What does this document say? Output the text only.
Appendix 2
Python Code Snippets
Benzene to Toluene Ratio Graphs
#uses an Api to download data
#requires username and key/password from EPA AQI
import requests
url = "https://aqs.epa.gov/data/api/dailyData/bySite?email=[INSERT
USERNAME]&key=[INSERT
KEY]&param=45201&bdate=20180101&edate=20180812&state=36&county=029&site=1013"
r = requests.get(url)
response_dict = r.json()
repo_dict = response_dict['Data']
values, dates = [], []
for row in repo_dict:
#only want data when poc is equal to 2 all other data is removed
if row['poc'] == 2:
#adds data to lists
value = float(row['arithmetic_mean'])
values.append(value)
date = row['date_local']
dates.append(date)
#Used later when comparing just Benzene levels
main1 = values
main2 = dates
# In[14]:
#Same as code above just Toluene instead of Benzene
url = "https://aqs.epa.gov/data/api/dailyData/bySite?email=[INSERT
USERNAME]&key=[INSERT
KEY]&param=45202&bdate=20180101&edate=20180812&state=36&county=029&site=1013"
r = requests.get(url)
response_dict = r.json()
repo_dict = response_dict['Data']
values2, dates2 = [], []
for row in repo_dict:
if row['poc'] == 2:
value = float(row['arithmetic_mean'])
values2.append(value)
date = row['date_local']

WHAT THE TASK REQUIRES - Can you give every line above again, exactly as written?

EXERCISE OUTPUT -
What does this document say? Output the text only.
Appendix 2
Python Code Snippets
Benzene to Toluene Ratio Graphs
#uses an Api to download data
#requires username and key/password from EPA AQI
import requests
url = "https://aqs.epa.gov/data/api/dailyData/bySite?email=[INSERT
USERNAME]&key=[INSERT
KEY]&param=45201&bdate=20180101&edate=20180812&state=36&county=029&site=1013"
r = requests.get(url)
response_dict = r.json()
repo_dict = response_dict['Data']
values, dates = [], []
for row in repo_dict:
#only want data when poc is equal to 2 all other data is removed
if row['poc'] == 2:
#adds data to lists
value = float(row['arithmetic_mean'])
values.append(value)
date = row['date_local']
dates.append(date)
#Used later when comparing just Benzene levels
main1 = values
main2 = dates
# In[14]:
#Same as code above just Toluene instead of Benzene
url = "https://aqs.epa.gov/data/api/dailyData/bySite?email=[INSERT
USERNAME]&key=[INSERT
KEY]&param=45202&bdate=20180101&edate=20180812&state=36&county=029&site=1013"
r = requests.get(url)
response_dict = r.json()
repo_dict = response_dict['Data']
values2, dates2 = [], []
for row in repo_dict:
if row['poc'] == 2:
value = float(row['arithmetic_mean'])
values2.append(value)
date = row['date_local']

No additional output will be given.